══ MATERIAL FOR THIS TASK ══

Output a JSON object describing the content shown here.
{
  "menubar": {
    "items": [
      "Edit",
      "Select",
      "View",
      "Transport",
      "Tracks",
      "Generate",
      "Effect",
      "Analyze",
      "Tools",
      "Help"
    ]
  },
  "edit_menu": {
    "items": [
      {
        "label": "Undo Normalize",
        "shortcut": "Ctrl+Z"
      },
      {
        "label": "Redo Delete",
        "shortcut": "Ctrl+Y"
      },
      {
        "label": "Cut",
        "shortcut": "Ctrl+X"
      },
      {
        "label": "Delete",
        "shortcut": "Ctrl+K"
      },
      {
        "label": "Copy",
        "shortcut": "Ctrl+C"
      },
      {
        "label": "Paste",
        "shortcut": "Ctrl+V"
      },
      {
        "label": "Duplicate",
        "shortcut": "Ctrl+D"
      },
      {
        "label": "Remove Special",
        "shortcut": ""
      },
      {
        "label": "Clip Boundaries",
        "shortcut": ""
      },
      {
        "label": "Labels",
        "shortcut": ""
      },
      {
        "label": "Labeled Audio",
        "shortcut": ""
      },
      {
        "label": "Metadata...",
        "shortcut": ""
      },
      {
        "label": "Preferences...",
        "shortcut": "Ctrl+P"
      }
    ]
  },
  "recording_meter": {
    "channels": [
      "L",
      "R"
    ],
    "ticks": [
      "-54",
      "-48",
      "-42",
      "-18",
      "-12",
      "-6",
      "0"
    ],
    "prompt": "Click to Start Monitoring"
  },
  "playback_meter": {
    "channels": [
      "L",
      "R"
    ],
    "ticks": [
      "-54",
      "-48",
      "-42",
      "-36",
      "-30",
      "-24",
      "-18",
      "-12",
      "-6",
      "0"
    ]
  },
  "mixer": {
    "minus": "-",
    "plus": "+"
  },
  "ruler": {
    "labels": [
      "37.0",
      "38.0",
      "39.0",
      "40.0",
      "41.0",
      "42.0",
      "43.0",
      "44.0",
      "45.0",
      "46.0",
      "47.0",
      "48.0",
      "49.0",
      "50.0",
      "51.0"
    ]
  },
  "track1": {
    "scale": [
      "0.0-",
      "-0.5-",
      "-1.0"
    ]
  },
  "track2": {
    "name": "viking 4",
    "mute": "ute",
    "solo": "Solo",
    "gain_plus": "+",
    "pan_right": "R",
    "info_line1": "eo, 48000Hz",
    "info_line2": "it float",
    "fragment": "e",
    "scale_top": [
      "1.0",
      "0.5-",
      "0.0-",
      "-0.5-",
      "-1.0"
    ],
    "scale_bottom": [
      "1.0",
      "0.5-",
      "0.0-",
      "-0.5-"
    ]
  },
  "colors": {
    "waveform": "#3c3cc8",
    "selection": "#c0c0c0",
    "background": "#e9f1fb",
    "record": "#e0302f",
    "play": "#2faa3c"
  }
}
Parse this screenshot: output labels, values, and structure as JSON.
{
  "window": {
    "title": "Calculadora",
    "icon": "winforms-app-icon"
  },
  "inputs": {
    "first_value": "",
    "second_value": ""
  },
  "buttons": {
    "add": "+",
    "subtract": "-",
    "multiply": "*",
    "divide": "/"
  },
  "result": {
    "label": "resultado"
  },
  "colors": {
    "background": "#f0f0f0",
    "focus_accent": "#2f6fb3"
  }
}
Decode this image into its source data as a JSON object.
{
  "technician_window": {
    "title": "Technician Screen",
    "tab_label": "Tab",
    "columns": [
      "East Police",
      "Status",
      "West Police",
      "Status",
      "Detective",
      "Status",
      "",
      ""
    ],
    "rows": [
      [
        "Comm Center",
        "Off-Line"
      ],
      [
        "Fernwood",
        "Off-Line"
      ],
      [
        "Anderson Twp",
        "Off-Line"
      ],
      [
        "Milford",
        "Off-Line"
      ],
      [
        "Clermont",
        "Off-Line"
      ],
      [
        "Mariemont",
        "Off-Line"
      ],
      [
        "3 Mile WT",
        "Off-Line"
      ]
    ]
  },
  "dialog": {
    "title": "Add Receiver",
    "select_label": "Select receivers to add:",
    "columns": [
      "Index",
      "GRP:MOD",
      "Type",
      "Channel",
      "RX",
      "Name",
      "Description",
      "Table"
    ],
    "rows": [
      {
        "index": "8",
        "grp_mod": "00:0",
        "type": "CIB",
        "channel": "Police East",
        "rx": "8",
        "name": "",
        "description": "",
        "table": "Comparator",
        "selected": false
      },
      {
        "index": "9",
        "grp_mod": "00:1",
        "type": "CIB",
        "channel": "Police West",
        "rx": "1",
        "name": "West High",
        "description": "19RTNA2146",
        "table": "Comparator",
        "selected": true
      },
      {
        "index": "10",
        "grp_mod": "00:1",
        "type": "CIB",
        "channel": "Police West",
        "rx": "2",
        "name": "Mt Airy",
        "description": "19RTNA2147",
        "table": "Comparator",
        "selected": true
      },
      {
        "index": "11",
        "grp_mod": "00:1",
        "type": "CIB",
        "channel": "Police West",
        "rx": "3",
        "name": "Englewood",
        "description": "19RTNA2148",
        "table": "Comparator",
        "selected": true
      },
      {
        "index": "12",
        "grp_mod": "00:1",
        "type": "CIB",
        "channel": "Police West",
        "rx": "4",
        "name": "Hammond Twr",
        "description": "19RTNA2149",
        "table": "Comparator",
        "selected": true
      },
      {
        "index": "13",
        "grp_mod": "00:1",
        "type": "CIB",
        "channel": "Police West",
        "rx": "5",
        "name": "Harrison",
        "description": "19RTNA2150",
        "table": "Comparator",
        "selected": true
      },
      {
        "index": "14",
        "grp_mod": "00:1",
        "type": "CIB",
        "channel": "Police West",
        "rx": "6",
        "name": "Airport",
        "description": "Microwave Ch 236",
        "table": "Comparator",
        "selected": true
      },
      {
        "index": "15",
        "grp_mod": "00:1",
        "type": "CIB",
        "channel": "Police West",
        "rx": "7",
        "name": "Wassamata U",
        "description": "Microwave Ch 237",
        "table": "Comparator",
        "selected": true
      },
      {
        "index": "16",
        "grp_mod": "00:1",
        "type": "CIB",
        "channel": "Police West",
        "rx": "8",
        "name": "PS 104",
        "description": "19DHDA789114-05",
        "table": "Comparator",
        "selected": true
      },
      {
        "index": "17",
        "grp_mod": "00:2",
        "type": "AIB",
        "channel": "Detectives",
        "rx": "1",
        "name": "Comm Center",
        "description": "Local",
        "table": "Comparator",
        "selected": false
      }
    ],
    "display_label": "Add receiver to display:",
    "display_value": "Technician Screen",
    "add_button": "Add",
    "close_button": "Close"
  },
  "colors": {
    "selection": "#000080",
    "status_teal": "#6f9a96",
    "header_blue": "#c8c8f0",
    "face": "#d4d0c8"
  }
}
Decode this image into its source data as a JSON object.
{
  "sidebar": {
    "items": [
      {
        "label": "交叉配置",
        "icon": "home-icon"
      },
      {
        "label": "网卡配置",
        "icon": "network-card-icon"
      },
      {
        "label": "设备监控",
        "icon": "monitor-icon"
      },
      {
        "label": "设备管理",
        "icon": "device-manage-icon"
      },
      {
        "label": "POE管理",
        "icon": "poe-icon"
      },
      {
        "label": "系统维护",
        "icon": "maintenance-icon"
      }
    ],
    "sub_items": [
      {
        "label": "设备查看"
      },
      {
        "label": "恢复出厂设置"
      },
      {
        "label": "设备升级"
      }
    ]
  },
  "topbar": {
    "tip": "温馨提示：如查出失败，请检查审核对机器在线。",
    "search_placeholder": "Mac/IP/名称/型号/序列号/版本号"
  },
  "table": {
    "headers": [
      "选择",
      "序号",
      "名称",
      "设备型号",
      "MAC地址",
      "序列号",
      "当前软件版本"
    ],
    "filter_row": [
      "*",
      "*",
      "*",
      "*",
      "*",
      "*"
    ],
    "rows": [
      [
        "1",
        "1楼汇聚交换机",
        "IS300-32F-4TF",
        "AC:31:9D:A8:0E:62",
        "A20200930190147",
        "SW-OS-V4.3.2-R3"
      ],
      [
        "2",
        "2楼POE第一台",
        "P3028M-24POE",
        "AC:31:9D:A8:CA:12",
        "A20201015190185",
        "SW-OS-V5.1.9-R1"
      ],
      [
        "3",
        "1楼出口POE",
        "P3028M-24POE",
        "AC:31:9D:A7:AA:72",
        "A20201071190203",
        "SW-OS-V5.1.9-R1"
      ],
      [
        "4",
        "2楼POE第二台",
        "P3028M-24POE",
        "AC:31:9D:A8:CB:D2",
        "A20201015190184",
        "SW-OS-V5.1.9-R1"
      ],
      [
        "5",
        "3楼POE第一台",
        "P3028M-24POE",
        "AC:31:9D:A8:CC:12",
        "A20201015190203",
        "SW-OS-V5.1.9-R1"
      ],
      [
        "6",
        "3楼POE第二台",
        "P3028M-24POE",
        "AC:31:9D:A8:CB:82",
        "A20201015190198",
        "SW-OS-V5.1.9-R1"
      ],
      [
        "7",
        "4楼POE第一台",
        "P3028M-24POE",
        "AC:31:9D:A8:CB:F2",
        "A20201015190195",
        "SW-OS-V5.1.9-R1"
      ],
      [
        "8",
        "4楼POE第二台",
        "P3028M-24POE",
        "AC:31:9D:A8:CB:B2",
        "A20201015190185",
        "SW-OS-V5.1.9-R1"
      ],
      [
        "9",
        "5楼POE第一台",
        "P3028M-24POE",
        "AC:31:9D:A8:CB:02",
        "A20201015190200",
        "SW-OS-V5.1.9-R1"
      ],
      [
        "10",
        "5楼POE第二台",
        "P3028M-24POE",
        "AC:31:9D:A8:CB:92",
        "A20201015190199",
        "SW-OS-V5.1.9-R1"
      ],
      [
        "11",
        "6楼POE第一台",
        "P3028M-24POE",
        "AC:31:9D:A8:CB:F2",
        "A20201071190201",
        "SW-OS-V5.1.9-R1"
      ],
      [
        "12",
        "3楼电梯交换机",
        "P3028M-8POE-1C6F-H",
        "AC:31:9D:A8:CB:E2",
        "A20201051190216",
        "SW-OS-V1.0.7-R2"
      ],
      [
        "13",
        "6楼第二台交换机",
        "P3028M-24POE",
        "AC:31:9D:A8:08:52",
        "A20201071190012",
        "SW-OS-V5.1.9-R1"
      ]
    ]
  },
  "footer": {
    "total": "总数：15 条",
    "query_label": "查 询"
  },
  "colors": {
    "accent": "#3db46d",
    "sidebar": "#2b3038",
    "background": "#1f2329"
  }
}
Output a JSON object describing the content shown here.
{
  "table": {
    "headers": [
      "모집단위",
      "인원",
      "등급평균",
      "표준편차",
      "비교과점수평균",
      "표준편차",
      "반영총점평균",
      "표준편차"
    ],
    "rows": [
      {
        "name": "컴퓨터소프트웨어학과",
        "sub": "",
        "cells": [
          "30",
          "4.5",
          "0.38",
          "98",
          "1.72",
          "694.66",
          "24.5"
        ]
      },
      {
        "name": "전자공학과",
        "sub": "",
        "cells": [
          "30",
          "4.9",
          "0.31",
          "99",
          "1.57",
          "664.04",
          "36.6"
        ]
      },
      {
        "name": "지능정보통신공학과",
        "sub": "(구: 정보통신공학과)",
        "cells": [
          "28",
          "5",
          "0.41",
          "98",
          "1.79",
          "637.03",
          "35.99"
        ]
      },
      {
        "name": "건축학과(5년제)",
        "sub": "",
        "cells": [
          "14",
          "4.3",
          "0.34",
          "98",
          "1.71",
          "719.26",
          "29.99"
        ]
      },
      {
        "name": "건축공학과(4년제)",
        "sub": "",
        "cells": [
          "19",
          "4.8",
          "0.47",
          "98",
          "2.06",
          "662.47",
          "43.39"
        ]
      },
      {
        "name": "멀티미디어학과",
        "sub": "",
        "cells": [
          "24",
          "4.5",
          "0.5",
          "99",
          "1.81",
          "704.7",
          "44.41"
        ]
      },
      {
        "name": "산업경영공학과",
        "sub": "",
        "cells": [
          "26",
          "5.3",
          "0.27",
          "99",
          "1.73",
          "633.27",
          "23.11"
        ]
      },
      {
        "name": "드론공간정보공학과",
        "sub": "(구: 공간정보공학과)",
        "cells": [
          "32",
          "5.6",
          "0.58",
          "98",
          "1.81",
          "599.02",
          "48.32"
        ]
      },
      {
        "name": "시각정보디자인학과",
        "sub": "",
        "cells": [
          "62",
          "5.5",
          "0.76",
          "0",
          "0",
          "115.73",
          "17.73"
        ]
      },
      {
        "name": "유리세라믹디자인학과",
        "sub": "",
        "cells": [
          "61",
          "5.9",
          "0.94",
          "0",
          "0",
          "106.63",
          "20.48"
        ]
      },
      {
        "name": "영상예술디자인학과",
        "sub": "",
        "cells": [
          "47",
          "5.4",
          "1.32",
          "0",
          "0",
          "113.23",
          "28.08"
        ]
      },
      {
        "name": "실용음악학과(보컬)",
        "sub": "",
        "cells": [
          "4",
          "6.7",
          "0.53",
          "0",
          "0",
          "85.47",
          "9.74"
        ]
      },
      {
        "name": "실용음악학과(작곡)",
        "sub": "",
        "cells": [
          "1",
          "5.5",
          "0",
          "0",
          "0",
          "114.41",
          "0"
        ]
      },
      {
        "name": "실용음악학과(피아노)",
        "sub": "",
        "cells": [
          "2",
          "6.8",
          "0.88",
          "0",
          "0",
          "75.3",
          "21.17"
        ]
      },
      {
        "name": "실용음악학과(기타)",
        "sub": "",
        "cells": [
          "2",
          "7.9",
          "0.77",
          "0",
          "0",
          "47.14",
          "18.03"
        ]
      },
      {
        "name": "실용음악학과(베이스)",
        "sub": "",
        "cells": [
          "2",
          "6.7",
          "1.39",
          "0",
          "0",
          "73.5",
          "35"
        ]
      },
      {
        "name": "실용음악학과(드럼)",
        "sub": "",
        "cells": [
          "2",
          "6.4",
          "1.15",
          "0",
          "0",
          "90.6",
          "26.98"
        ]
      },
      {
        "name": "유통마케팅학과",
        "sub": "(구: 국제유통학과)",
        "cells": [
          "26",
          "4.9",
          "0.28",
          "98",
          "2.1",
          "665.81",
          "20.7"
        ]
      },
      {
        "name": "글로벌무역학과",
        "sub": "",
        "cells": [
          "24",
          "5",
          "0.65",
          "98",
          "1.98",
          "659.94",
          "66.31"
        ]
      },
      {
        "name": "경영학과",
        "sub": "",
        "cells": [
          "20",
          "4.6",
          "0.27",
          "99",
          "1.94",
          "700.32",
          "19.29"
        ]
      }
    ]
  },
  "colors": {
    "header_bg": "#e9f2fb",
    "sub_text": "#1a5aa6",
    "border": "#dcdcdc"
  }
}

═══

WHAT IS NEEDED: Where a line above contains the string "title", copy that line.

RESPONSE BELOW:
    "title": "Calculadora",
    "title": "Technician Screen",
    "title": "Add Receiver",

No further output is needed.